§ **Saved entries**

* begin *

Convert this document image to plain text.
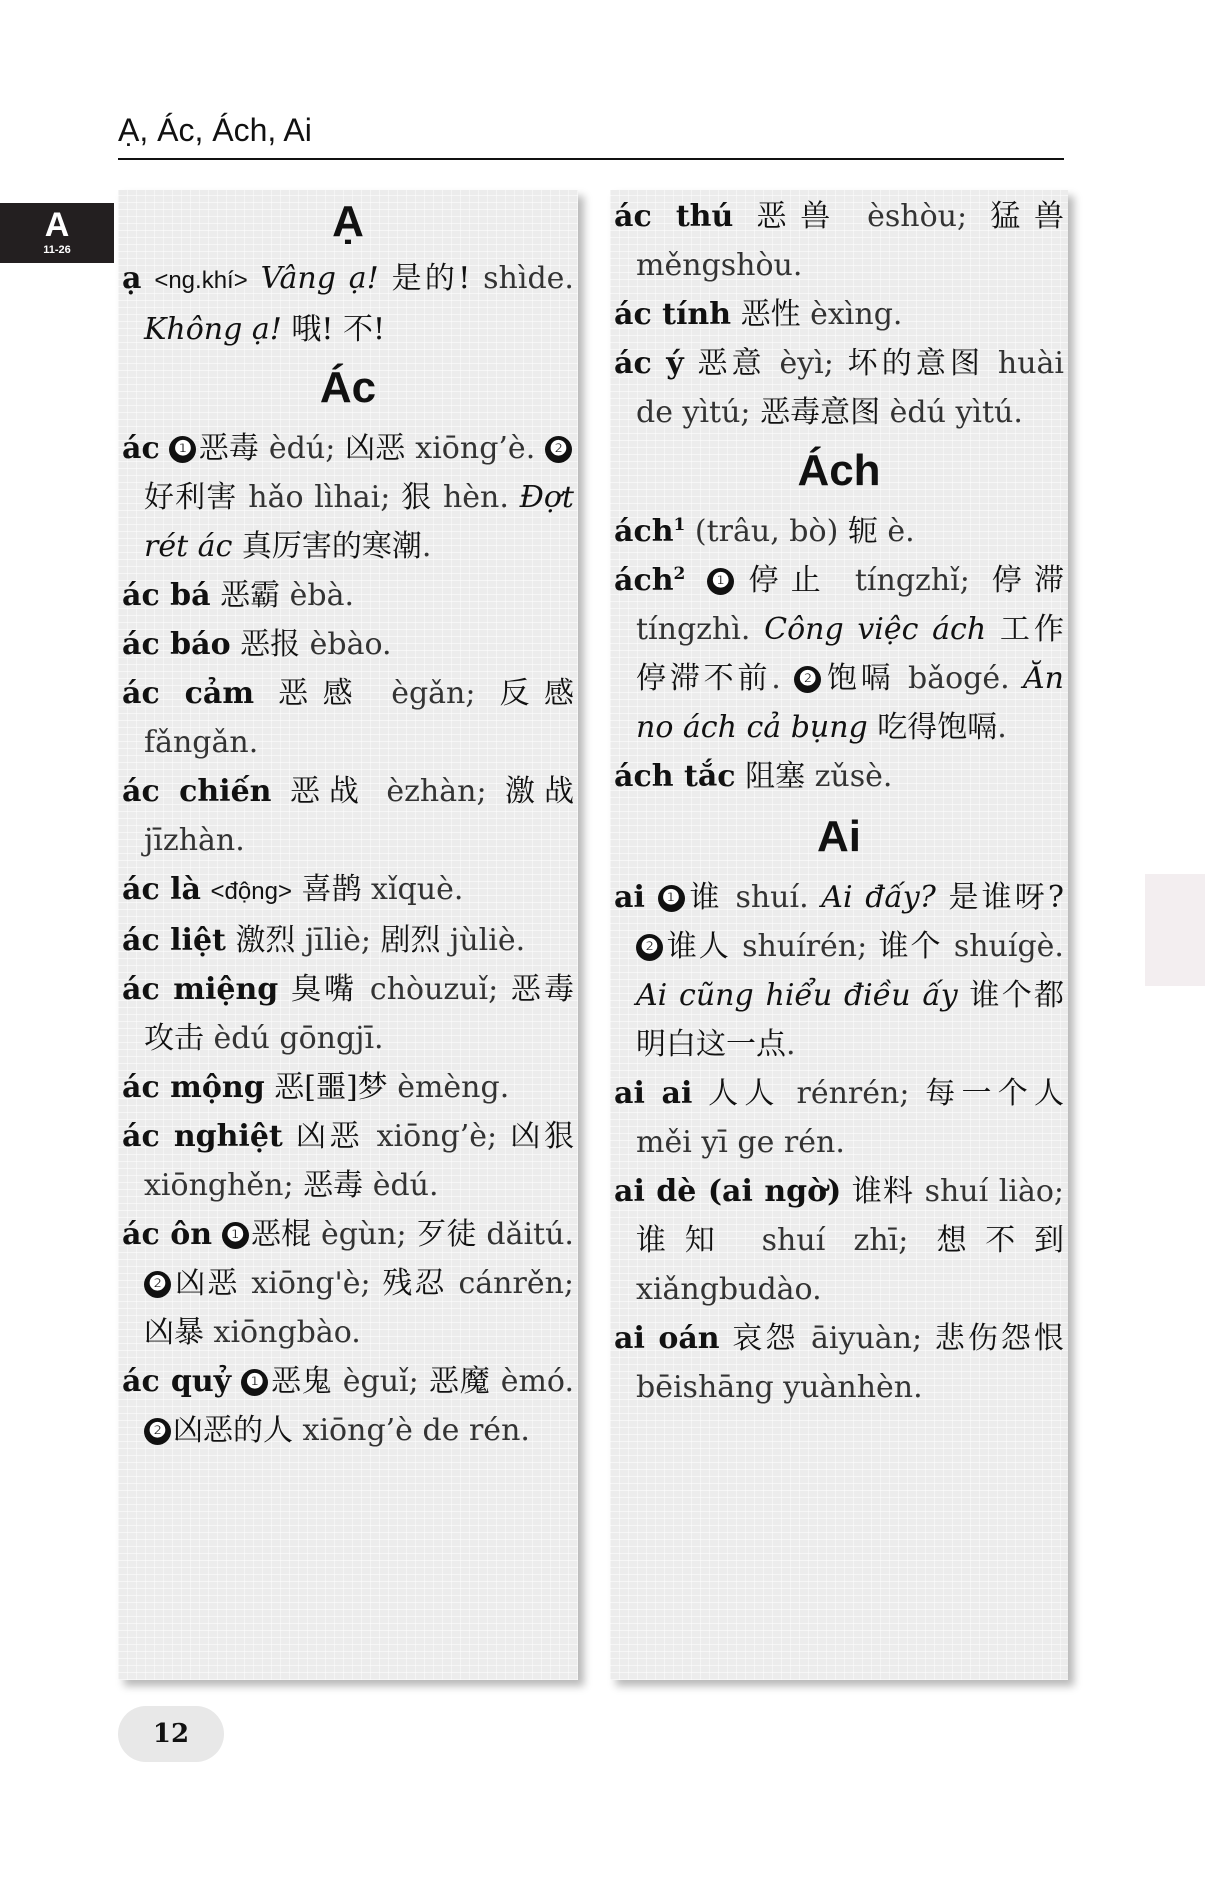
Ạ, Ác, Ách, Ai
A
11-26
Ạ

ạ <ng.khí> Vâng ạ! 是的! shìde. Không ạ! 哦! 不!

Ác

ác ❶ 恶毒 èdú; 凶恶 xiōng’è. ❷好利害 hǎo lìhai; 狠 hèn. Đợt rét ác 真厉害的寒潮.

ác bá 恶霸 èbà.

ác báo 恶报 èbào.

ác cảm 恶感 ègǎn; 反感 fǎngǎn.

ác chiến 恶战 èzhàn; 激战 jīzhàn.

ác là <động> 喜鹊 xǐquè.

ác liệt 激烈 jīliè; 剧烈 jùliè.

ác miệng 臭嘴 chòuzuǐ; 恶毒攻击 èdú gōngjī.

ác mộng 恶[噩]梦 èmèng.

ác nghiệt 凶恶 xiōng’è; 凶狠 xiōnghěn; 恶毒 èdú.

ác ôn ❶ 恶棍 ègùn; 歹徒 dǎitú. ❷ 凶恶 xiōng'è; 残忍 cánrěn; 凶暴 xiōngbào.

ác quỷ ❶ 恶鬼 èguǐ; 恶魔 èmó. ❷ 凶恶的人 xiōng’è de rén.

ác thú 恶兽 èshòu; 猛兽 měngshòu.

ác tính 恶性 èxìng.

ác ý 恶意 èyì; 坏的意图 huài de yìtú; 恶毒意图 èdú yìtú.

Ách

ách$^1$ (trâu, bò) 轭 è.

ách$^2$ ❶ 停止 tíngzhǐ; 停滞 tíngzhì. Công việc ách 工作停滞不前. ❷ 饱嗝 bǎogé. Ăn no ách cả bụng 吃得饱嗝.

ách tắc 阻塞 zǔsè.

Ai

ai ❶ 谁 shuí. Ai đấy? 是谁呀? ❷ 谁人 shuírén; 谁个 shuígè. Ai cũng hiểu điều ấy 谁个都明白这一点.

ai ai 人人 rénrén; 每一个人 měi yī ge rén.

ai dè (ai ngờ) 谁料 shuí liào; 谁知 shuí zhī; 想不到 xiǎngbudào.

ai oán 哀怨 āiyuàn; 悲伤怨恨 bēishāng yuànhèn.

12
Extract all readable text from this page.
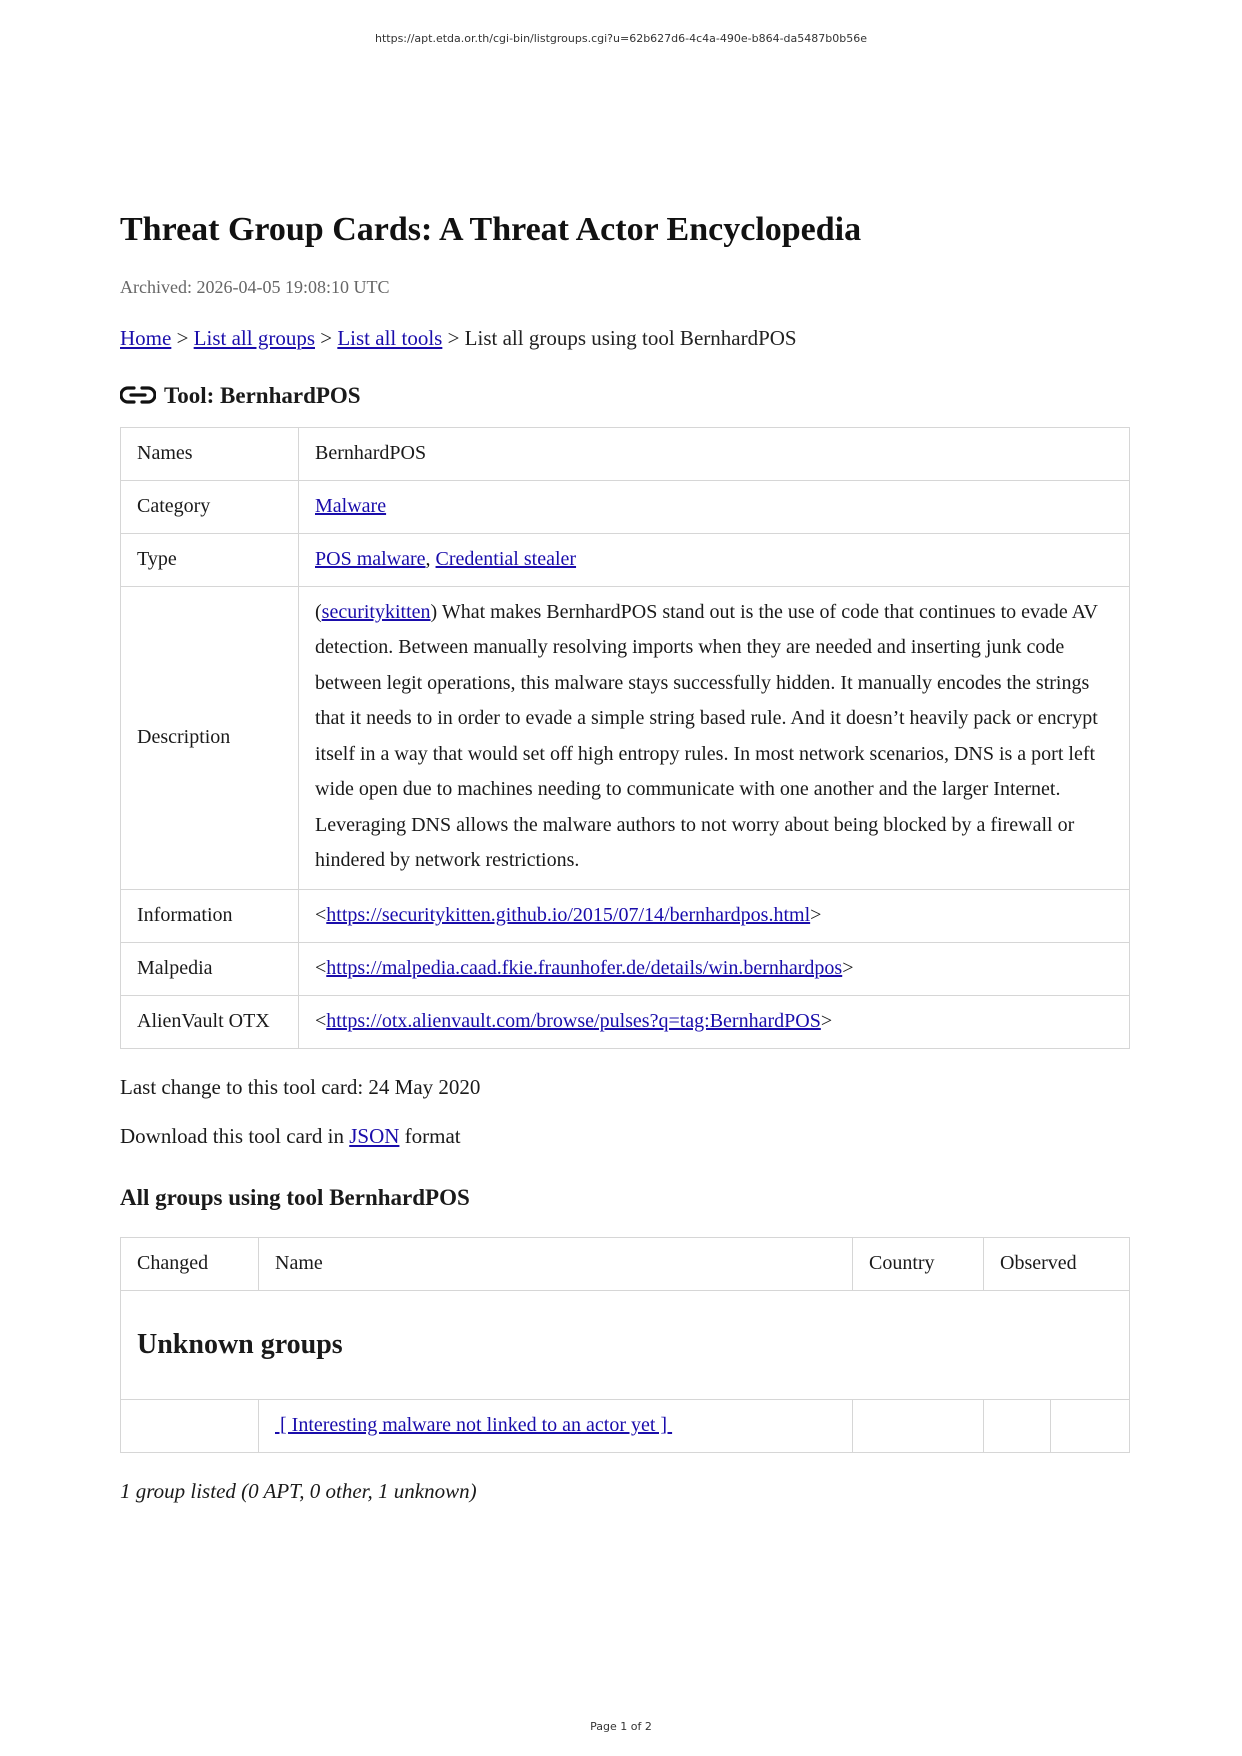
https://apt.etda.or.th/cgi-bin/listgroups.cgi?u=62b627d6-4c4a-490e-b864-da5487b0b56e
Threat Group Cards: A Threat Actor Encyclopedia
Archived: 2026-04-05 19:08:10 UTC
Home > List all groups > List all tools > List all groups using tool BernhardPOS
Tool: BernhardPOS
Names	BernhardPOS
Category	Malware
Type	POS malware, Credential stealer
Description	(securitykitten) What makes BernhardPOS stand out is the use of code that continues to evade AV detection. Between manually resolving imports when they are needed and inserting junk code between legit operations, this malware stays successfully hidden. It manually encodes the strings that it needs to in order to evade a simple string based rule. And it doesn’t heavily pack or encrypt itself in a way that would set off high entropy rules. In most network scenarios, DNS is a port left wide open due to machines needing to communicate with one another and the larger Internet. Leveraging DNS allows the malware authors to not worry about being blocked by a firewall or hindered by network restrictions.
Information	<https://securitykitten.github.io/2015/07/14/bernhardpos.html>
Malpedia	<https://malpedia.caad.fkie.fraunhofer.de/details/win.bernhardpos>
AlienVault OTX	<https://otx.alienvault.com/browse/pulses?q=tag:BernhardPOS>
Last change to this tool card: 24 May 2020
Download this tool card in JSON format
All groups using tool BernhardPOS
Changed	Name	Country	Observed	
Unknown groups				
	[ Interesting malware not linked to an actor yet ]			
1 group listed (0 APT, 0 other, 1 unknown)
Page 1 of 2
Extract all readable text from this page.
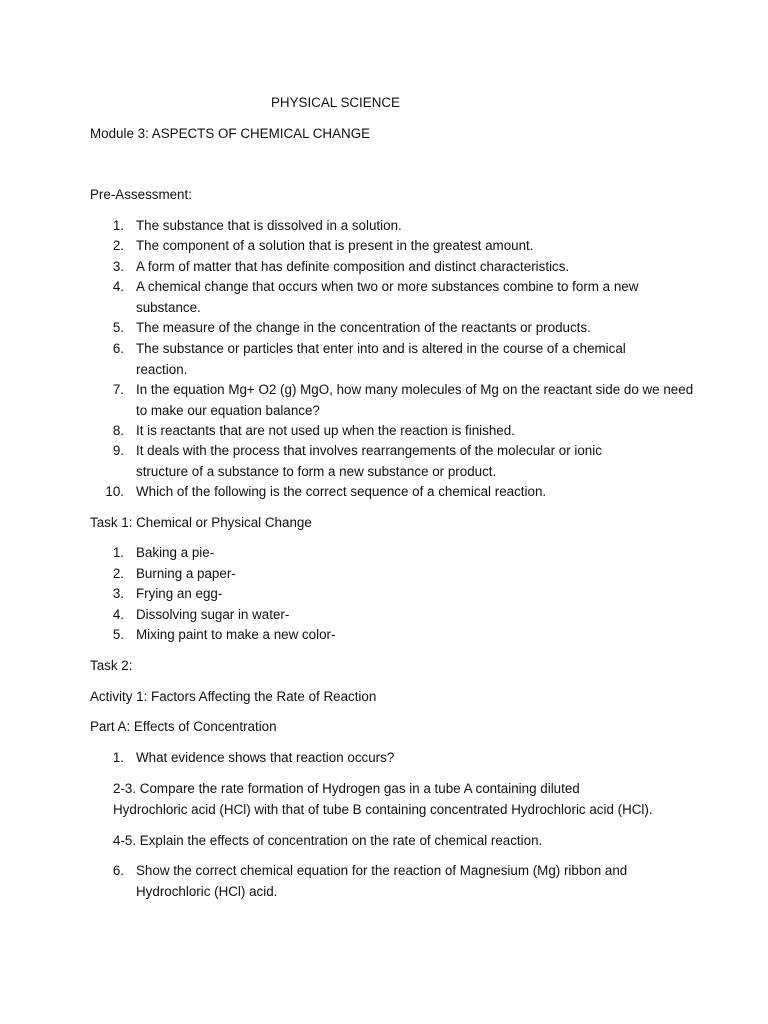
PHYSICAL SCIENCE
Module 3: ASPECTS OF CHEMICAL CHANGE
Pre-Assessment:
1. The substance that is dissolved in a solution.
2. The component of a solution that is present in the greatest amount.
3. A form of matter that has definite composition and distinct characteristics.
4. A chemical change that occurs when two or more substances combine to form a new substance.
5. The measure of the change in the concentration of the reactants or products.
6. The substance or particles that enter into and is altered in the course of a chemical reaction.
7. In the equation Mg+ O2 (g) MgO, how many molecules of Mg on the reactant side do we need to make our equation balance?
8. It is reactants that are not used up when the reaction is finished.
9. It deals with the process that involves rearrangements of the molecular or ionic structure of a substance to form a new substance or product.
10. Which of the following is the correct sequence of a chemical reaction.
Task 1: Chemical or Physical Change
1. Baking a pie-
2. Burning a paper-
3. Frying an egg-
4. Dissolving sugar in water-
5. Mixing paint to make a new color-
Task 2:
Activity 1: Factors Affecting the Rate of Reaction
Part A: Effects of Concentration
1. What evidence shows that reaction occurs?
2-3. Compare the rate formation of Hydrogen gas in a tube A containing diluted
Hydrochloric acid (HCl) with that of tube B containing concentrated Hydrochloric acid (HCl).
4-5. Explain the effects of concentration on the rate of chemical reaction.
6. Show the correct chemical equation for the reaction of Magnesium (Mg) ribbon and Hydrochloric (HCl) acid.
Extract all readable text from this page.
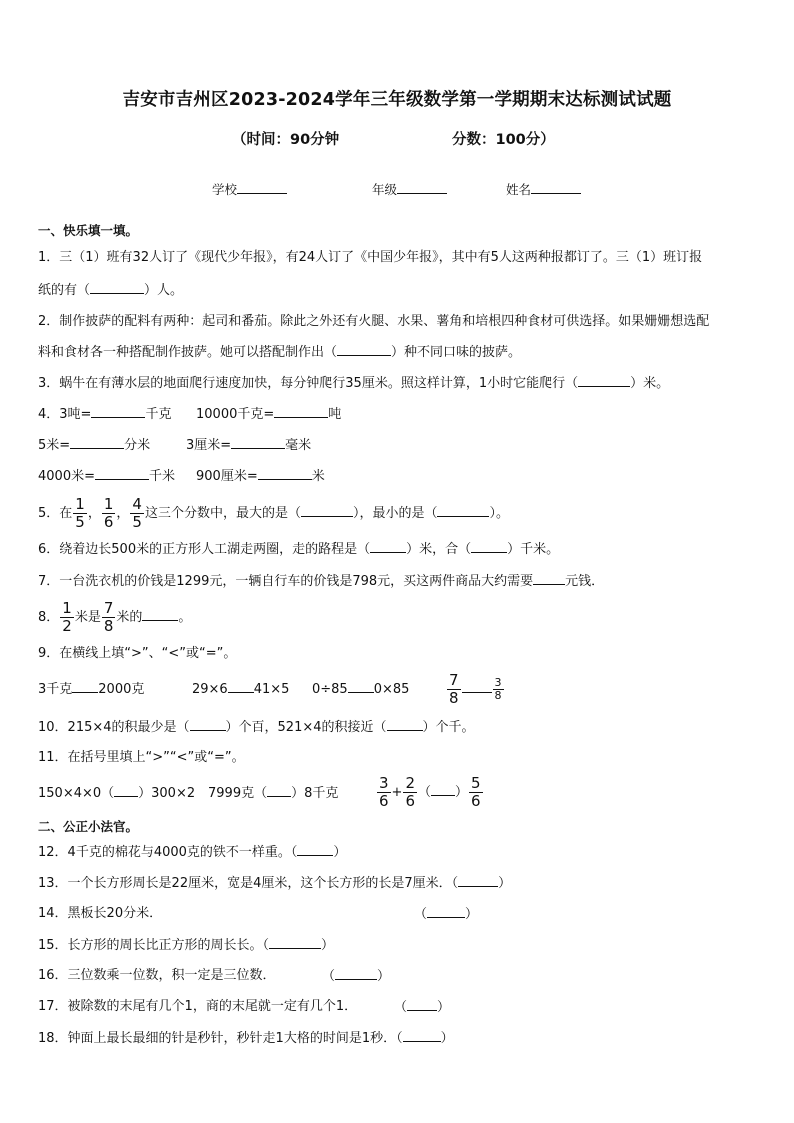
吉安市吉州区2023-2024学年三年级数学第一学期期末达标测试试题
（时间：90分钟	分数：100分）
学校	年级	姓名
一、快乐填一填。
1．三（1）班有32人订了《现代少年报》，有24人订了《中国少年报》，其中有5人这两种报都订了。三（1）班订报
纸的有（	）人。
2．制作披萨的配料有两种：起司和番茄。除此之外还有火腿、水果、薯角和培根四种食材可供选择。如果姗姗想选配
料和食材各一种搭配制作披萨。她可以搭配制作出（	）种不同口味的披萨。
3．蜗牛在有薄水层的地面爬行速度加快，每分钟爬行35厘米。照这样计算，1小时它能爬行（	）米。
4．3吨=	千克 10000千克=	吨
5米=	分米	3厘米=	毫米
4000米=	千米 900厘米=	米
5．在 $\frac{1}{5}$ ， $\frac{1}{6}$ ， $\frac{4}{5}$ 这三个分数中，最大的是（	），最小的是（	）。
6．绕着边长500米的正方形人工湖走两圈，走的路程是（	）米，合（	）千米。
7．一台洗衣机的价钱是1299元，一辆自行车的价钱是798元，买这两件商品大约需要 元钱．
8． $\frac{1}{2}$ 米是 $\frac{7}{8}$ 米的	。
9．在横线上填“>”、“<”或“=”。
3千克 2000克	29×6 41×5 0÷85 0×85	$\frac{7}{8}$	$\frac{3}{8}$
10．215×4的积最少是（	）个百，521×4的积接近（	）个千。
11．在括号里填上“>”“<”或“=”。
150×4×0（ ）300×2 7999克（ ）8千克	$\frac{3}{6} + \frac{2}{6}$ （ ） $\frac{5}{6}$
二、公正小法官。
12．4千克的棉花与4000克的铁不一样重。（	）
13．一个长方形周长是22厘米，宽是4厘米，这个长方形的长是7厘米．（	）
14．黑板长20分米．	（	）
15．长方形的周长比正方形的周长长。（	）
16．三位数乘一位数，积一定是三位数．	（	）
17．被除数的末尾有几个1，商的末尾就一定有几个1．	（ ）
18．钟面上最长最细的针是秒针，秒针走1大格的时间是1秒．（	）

* end *

§ **Job**
Among the entries above, identify all lines with "occurs" and copy them.

§ **Answer to the exercise**
4. A chemical change that occurs when two or more substances combine to form a new substance.
1. What evidence shows that reaction occurs?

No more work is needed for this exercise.